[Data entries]

* BEGIN *

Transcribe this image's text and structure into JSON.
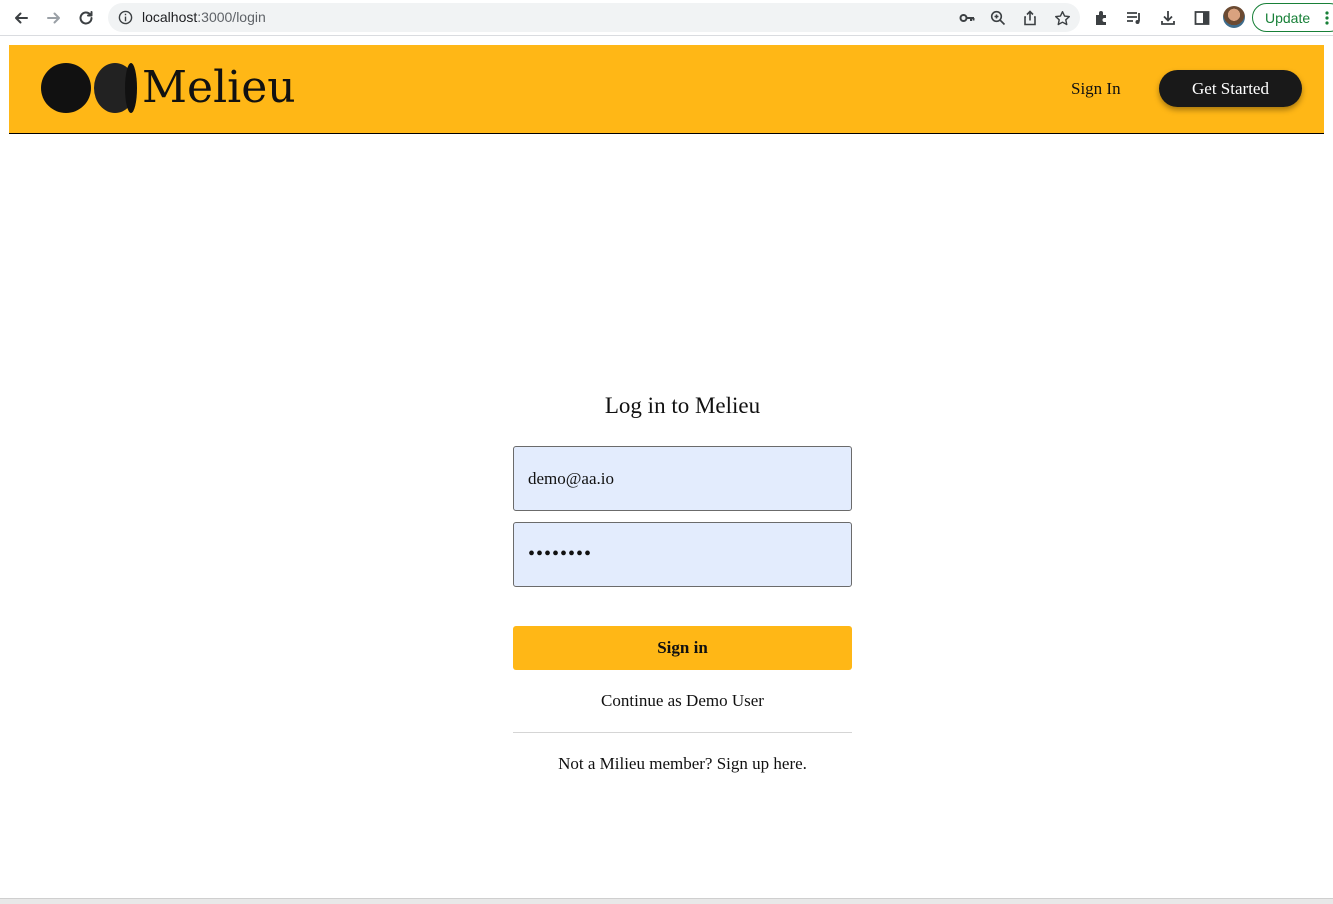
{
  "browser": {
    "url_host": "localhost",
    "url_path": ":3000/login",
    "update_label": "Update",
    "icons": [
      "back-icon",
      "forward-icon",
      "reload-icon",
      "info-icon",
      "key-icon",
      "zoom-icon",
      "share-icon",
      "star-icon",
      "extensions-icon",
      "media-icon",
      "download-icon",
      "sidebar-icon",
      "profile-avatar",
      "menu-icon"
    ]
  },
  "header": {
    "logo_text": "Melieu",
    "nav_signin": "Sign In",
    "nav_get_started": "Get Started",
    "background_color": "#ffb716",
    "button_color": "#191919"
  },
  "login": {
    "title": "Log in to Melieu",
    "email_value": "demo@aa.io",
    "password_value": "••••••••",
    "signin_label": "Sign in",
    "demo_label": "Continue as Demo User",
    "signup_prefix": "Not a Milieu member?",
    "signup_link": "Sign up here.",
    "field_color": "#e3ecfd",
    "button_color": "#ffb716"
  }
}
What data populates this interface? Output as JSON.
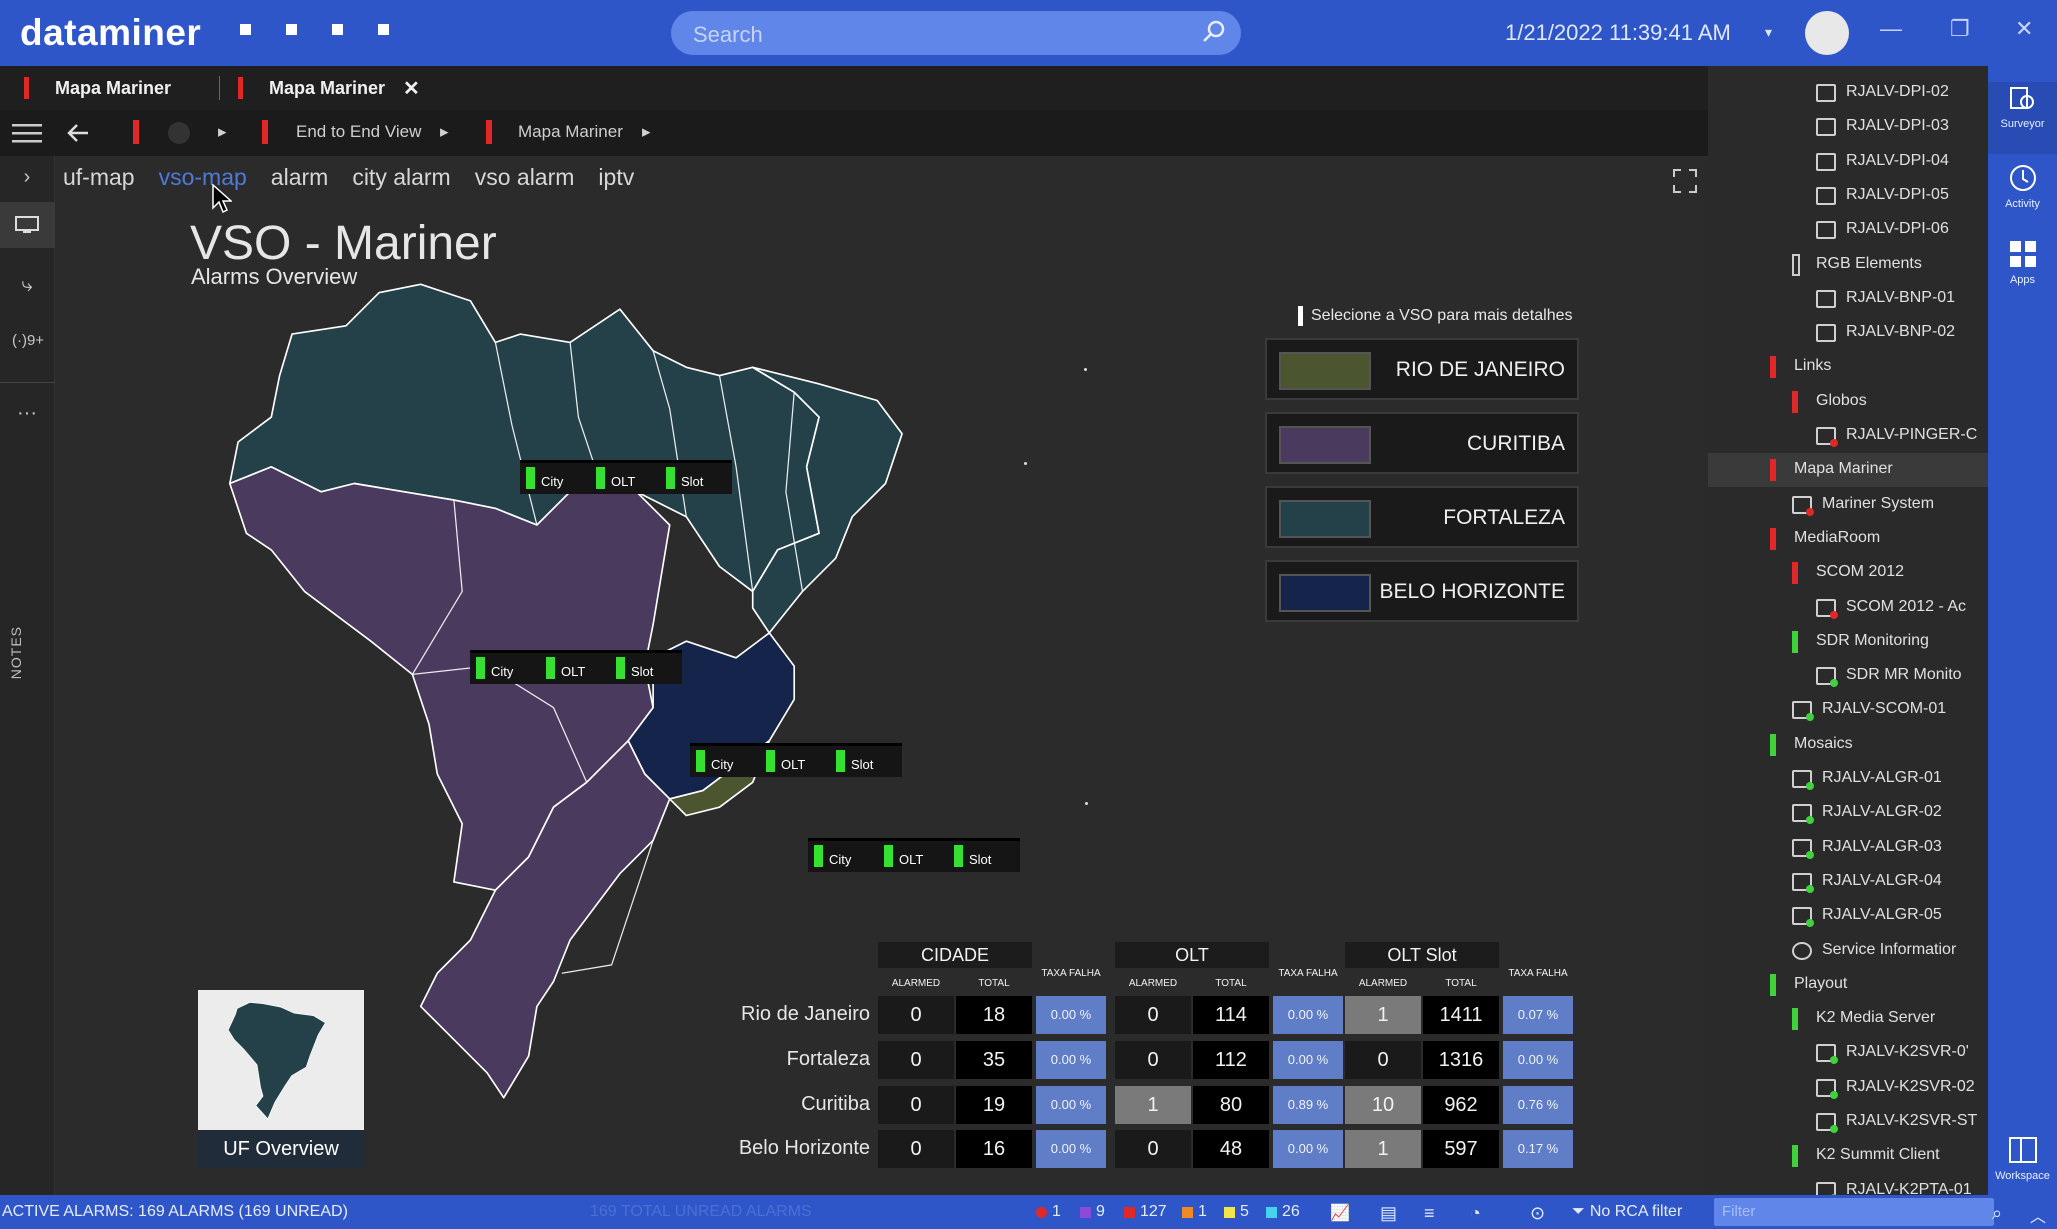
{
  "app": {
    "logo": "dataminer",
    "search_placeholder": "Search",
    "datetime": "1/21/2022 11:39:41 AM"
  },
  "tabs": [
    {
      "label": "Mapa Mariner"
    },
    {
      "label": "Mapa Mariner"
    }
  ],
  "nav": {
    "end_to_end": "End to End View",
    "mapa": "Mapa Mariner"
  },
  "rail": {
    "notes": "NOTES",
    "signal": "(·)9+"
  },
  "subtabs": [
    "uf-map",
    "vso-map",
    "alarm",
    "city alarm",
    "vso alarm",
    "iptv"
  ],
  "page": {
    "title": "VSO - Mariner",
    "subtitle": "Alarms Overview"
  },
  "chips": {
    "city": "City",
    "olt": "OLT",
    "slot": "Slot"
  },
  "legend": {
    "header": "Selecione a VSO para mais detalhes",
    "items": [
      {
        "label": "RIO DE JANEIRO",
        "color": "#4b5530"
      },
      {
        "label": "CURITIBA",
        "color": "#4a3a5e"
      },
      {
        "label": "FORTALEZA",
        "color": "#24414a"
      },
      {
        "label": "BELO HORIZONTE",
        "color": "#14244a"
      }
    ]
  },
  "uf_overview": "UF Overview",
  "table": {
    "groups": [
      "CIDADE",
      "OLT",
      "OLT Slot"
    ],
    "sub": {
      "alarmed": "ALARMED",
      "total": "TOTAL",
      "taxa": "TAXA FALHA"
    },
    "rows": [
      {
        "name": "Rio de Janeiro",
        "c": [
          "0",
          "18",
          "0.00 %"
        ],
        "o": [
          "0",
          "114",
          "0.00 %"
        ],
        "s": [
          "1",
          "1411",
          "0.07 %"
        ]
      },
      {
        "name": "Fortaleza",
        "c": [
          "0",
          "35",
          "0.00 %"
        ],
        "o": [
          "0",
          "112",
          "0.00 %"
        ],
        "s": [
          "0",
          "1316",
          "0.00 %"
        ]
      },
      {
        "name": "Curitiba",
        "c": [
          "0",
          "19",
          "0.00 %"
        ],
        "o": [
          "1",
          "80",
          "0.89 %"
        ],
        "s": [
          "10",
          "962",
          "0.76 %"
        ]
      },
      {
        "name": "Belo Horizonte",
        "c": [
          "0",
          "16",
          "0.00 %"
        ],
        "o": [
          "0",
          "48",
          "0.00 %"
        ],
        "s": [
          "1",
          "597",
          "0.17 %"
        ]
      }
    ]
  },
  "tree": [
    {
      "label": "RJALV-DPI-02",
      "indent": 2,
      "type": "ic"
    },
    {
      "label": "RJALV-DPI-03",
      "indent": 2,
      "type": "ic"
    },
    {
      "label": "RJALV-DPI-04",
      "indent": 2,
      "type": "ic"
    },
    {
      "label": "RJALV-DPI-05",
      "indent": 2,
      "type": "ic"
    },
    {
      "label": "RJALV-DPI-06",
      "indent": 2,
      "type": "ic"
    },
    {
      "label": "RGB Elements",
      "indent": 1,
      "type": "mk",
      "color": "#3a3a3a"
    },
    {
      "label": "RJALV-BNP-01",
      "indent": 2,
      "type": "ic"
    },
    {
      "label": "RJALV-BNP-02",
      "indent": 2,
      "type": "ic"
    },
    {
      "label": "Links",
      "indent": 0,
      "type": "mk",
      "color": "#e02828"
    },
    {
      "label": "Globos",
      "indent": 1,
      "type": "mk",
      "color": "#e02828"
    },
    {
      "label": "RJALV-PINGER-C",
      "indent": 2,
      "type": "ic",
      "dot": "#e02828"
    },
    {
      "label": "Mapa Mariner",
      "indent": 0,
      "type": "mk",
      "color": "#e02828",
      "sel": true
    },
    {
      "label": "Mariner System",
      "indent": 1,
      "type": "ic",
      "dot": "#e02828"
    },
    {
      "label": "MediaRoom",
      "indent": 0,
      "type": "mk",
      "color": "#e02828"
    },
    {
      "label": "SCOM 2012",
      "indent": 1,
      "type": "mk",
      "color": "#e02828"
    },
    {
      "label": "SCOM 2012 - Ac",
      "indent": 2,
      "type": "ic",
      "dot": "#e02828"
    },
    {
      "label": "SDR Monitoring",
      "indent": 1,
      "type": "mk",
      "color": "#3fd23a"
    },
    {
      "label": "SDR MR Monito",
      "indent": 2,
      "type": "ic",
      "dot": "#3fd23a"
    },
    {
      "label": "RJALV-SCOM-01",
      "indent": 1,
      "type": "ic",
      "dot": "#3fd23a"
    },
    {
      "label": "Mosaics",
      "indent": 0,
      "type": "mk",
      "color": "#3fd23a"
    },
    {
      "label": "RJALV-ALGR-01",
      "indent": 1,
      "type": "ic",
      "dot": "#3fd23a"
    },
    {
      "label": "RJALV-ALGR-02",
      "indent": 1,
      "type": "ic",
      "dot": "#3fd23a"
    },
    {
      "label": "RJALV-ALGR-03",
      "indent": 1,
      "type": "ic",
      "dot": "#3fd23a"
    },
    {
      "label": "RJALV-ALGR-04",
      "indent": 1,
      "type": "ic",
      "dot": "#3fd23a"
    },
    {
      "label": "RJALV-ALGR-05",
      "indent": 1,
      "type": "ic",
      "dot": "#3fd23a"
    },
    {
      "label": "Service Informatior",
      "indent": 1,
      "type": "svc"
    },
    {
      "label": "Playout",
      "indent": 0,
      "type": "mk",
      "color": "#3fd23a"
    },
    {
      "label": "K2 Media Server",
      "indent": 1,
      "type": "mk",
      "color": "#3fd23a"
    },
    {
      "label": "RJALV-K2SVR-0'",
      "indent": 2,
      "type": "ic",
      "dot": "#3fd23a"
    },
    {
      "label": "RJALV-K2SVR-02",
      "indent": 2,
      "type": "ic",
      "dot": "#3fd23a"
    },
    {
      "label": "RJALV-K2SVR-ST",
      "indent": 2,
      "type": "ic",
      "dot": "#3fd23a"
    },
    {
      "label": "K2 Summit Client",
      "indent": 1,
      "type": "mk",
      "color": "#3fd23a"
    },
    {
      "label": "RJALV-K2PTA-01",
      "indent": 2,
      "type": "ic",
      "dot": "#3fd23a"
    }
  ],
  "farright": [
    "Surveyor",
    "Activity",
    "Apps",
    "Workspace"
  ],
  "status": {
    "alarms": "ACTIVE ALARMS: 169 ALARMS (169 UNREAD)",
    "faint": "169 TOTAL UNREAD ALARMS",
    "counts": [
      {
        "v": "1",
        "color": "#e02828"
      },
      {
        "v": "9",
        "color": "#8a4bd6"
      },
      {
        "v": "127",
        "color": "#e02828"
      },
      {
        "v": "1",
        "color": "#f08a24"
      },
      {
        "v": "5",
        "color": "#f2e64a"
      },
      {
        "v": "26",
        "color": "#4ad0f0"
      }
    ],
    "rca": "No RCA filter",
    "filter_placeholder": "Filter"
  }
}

* END *

EXERCISE GOAL — Go through the records above and copy every line with the word "JSON".

EXERCISE RESPONSE —
Transcribe this image's text and structure into JSON.
What data populates this interface? Output as JSON.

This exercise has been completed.